======== Records for processing

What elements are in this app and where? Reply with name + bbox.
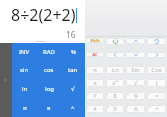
- staticText: Ln: [112, 66, 119, 74]
- staticText: e: [47, 104, 51, 112]
- staticText: π: [23, 104, 27, 112]
- staticText: s: [87, 92, 89, 96]
- staticText: √: [71, 85, 75, 92]
- staticText: 9: [134, 92, 138, 100]
- staticText: x: [93, 79, 97, 87]
- staticText: √: [134, 79, 138, 86]
- staticText: log: [45, 85, 54, 93]
- button[interactable]: ^: [61, 98, 85, 117]
- button[interactable]: x: [86, 79, 104, 87]
- staticText: Sin: [131, 66, 140, 74]
- button[interactable]: Shift: [86, 38, 104, 43]
- button[interactable]: Right: [147, 52, 166, 58]
- staticText: ln: [22, 85, 28, 93]
- staticText: Shift: [90, 38, 100, 43]
- button[interactable]: sin: [12, 61, 37, 79]
- button[interactable]: Down: [126, 52, 145, 58]
- button[interactable]: INV: [12, 43, 37, 61]
- staticText: tan: [68, 66, 78, 74]
- button[interactable]: √: [126, 79, 145, 86]
- staticText: Cos: [151, 66, 162, 74]
- staticText: %: [71, 48, 76, 56]
- button[interactable]: 9: [126, 92, 145, 100]
- staticText: (: [156, 79, 158, 87]
- staticText: π: [93, 66, 97, 74]
- staticText: m: [148, 105, 151, 109]
- button[interactable]: √: [61, 79, 85, 98]
- button[interactable]: x²: [106, 79, 124, 87]
- button[interactable]: π: [12, 98, 37, 117]
- button[interactable]: Ln: [106, 66, 124, 74]
- button[interactable]: Undo: [147, 38, 166, 45]
- staticText: RAD: [43, 48, 55, 56]
- button[interactable]: tan: [61, 61, 85, 79]
- button[interactable]: 8: [106, 92, 124, 100]
- button[interactable]: +: [147, 105, 166, 113]
- staticText: 5: [113, 105, 117, 113]
- staticText: u: [127, 92, 129, 96]
- button[interactable]: Cos: [147, 66, 166, 74]
- button[interactable]: log: [37, 79, 61, 98]
- staticText: k: [107, 105, 109, 109]
- button[interactable]: [85, 0, 167, 36]
- button[interactable]: 4: [86, 105, 104, 113]
- staticText: 6: [134, 105, 138, 113]
- button[interactable]: π: [86, 66, 104, 74]
- button[interactable]: ×: [147, 92, 166, 100]
- staticText: 8÷2(2+2): [11, 4, 76, 26]
- staticText: ^: [71, 104, 75, 112]
- button[interactable]: (: [147, 79, 166, 87]
- staticText: 8: [113, 92, 117, 100]
- button[interactable]: %: [61, 43, 85, 61]
- staticText: 16: [66, 29, 76, 40]
- staticText: l: [127, 105, 128, 109]
- staticText: x²: [112, 79, 118, 87]
- button[interactable]: Sin: [126, 66, 145, 74]
- button[interactable]: Redo: [106, 38, 124, 45]
- button[interactable]: cos: [37, 61, 61, 79]
- button[interactable]: Left: [106, 52, 124, 58]
- staticText: cos: [44, 66, 54, 74]
- staticText: 4: [93, 105, 97, 113]
- staticText: t: [107, 92, 109, 96]
- staticText: >: [4, 77, 7, 84]
- staticText: 7: [93, 92, 97, 100]
- button[interactable]: AC: [86, 52, 104, 57]
- staticText: INV: [19, 48, 30, 56]
- staticText: +: [155, 105, 159, 113]
- staticText: AC: [92, 52, 98, 57]
- button[interactable]: 7: [86, 92, 104, 100]
- staticText: sin: [20, 66, 29, 74]
- button[interactable]: 5: [106, 105, 124, 113]
- button[interactable]: 6: [126, 105, 145, 113]
- button[interactable]: RAD: [37, 43, 61, 61]
- button[interactable]: ln: [12, 79, 37, 98]
- staticText: ×: [155, 92, 159, 100]
- button[interactable]: e: [37, 98, 61, 117]
- button[interactable]: Up: [126, 38, 145, 44]
- staticText: v: [148, 92, 150, 96]
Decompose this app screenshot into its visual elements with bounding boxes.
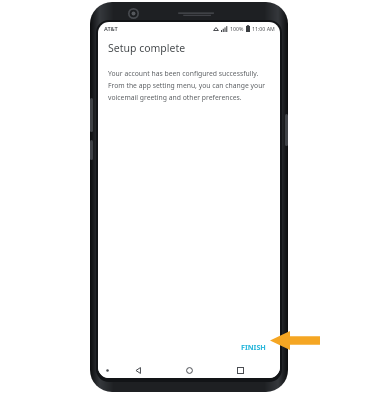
staticText: From the app setting menu, you can chang… bbox=[108, 81, 266, 90]
staticText: 11:00 AM bbox=[252, 25, 275, 32]
button[interactable]: Home bbox=[178, 362, 200, 378]
staticText: voicemail greeting and other preferences… bbox=[108, 93, 242, 102]
button[interactable]: Back bbox=[127, 362, 149, 378]
button[interactable]: FINISH bbox=[235, 338, 272, 356]
staticText: AT&T bbox=[104, 25, 118, 33]
other: Notification dot bbox=[106, 369, 109, 372]
staticText: 100% bbox=[230, 25, 244, 32]
staticText: Setup complete bbox=[108, 41, 186, 55]
staticText: Your account has been configured success… bbox=[108, 69, 259, 78]
staticText: FINISH bbox=[241, 342, 266, 352]
other: Pointer to Finish button bbox=[270, 331, 320, 350]
button[interactable]: Recent apps bbox=[229, 362, 251, 378]
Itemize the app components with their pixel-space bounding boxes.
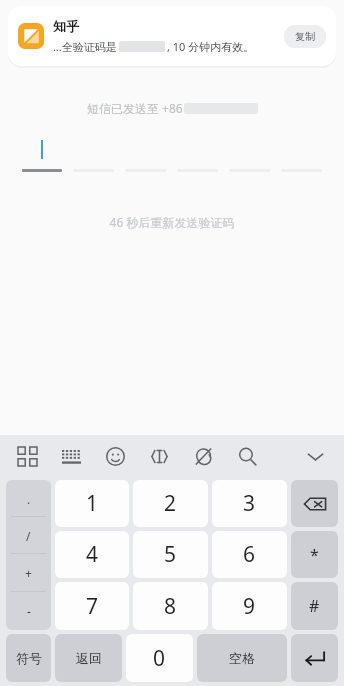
staticText: 3 (243, 489, 256, 518)
staticText: 6 (243, 540, 256, 569)
button[interactable]: * (291, 531, 338, 578)
staticText: 复制 (295, 30, 315, 43)
staticText: + (25, 565, 32, 581)
button[interactable]: 5 (133, 531, 208, 578)
staticText: 知乎 (53, 18, 79, 34)
staticText: 9 (243, 592, 256, 621)
staticText: 0 (153, 644, 166, 673)
staticText: . (27, 491, 31, 507)
button[interactable]: / (6, 517, 51, 554)
button[interactable] (281, 138, 322, 172)
button[interactable]: 0 (126, 634, 193, 682)
button[interactable]: Apps (10, 439, 44, 473)
button[interactable]: 符号 (6, 634, 51, 682)
button[interactable]: # (291, 582, 338, 630)
button[interactable]: Keyboard (54, 439, 88, 473)
button[interactable]: Enter (291, 634, 338, 682)
staticText: 8 (164, 592, 177, 621)
staticText: 符号 (16, 650, 42, 666)
staticText: * (310, 544, 319, 566)
button[interactable]: . (6, 480, 51, 517)
button[interactable] (22, 138, 62, 172)
button[interactable]: Text cursor (142, 439, 176, 473)
button[interactable]: 返回 (55, 634, 122, 682)
button[interactable]: - (6, 592, 51, 630)
staticText: 返回 (76, 650, 102, 666)
button[interactable]: 9 (212, 582, 287, 630)
button[interactable]: Search (230, 439, 264, 473)
staticText: 空格 (229, 650, 255, 666)
staticText: / (26, 528, 31, 544)
staticText: - (27, 603, 31, 619)
button[interactable]: 3 (212, 480, 287, 527)
button[interactable]: + (6, 554, 51, 592)
button[interactable]: 7 (55, 582, 129, 630)
staticText: …全验证码是 (53, 39, 117, 54)
button[interactable]: 知乎 (8, 6, 336, 66)
button[interactable] (125, 138, 166, 172)
staticText: # (309, 595, 320, 617)
button[interactable]: Hide keyboard (298, 439, 332, 473)
button[interactable]: 空格 (197, 634, 287, 682)
button[interactable] (73, 138, 114, 172)
staticText: 46 秒后重新发送验证码 (0, 214, 344, 230)
button[interactable] (229, 138, 270, 172)
button[interactable]: 2 (133, 480, 208, 527)
staticText: 2 (164, 489, 177, 518)
button[interactable]: 6 (212, 531, 287, 578)
staticText: 短信已发送至 +86 (87, 100, 183, 116)
staticText: 5 (164, 540, 177, 569)
button[interactable]: Clipboard (186, 439, 220, 473)
button[interactable]: 8 (133, 582, 208, 630)
button[interactable]: 4 (55, 531, 129, 578)
staticText: , 10 分钟内有效。 (167, 39, 255, 54)
button[interactable]: Delete (291, 480, 338, 527)
button[interactable] (177, 138, 218, 172)
button[interactable]: 复制 (284, 25, 326, 48)
staticText: 1 (86, 489, 99, 518)
staticText: 7 (86, 592, 99, 621)
staticText: 4 (86, 540, 99, 569)
button[interactable]: 1 (55, 480, 129, 527)
button[interactable]: Emoji (98, 439, 132, 473)
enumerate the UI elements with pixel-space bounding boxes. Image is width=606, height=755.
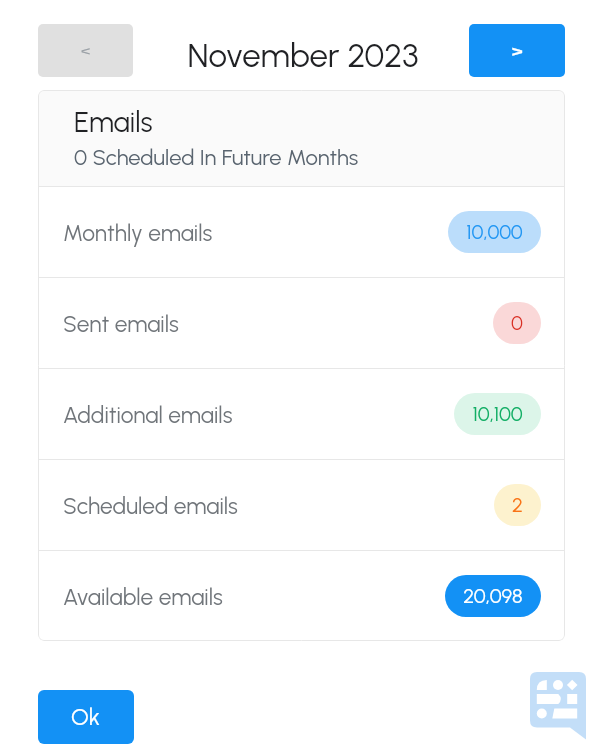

================

▸ **Your instructions**
In the first entry, render the lines from the one containing "- staticText: Ln: [112, 66, 119, 74]" through the one containing "- staticText: x: [93, 79, 97, 87]" as a numbered list, omitting any blank lines.

▸ **Answer to the task**
1. - staticText: Ln: [112, 66, 119, 74]
2. - staticText: e: [47, 104, 51, 112]
3. - staticText: π: [23, 104, 27, 112]
4. - staticText: s: [87, 92, 89, 96]
5. - staticText: √: [71, 85, 75, 92]
6. - staticText: 9: [134, 92, 138, 100]
7. - staticText: x: [93, 79, 97, 87]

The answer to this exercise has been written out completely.